Exercise aim: Write out each line exactly as it stands, please.

Input records:

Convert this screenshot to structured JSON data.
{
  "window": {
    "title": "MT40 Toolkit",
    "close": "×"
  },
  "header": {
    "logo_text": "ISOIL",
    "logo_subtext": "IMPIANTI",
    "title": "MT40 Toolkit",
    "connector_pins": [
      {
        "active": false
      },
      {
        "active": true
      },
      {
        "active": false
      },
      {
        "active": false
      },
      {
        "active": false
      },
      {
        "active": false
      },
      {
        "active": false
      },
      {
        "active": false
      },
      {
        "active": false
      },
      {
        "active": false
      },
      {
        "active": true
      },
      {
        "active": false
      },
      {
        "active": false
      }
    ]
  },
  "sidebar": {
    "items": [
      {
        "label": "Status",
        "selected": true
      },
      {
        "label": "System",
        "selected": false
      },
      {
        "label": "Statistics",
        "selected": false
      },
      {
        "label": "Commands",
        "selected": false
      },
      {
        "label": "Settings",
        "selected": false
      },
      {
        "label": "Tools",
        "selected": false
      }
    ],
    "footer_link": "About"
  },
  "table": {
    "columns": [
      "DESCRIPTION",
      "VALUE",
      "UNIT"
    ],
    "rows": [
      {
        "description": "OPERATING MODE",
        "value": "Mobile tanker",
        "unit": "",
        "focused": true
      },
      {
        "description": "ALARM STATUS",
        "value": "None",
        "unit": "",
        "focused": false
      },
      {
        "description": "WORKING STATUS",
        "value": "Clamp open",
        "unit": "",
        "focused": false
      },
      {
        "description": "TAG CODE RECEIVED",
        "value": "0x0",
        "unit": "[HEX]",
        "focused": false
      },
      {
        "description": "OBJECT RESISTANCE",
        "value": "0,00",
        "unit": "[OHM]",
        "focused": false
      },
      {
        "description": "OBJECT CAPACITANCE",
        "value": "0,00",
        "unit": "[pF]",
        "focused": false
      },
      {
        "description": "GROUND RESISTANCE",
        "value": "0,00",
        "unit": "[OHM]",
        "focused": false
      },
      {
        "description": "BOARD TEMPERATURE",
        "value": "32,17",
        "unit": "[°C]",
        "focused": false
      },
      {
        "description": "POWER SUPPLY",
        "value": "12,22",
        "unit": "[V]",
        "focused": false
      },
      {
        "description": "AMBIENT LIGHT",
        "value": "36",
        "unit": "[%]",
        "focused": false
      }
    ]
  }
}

Final result:
Convert this screenshot to structured JSON data.
{
  "window": {
    "title": "MT40 Toolkit",
    "close": "×"
  },
  "header": {
    "logo_text": "ISOIL",
    "logo_subtext": "IMPIANTI",
    "title": "MT40 Toolkit",
    "connector_pins": [
      {
        "active": false
      },
      {
        "active": true
      },
      {
        "active": false
      },
      {
        "active": false
      },
      {
        "active": false
      },
      {
        "active": false
      },
      {
        "active": false
      },
      {
        "active": false
      },
      {
        "active": false
      },
      {
        "active": false
      },
      {
        "active": true
      },
      {
        "active": false
      },
      {
        "active": false
      }
    ]
  },
  "sidebar": {
    "items": [
      {
        "label": "Status",
        "selected": true
      },
      {
        "label": "System",
        "selected": false
      },
      {
        "label": "Statistics",
        "selected": false
      },
      {
        "label": "Commands",
        "selected": false
      },
      {
        "label": "Settings",
        "selected": false
      },
      {
        "label": "Tools",
        "selected": false
      }
    ],
    "footer_link": "About"
  },
  "table": {
    "columns": [
      "DESCRIPTION",
      "VALUE",
      "UNIT"
    ],
    "rows": [
      {
        "description": "OPERATING MODE",
        "value": "Mobile tanker",
        "unit": "",
        "focused": true
      },
      {
        "description": "ALARM STATUS",
        "value": "None",
        "unit": "",
        "focused": false
      },
      {
        "description": "WORKING STATUS",
        "value": "Clamp open",
        "unit": "",
        "focused": false
      },
      {
        "description": "TAG CODE RECEIVED",
        "value": "0x0",
        "unit": "[HEX]",
        "focused": false
      },
      {
        "description": "OBJECT RESISTANCE",
        "value": "0,00",
        "unit": "[OHM]",
        "focused": false
      },
      {
        "description": "OBJECT CAPACITANCE",
        "value": "0,00",
        "unit": "[pF]",
        "focused": false
      },
      {
        "description": "GROUND RESISTANCE",
        "value": "0,00",
        "unit": "[OHM]",
        "focused": false
      },
      {
        "description": "BOARD TEMPERATURE",
        "value": "32,17",
        "unit": "[°C]",
        "focused": false
      },
      {
        "description": "POWER SUPPLY",
        "value": "12,22",
        "unit": "[V]",
        "focused": false
      },
      {
        "description": "AMBIENT LIGHT",
        "value": "36",
        "unit": "[%]",
        "focused": false
      }
    ]
  }
}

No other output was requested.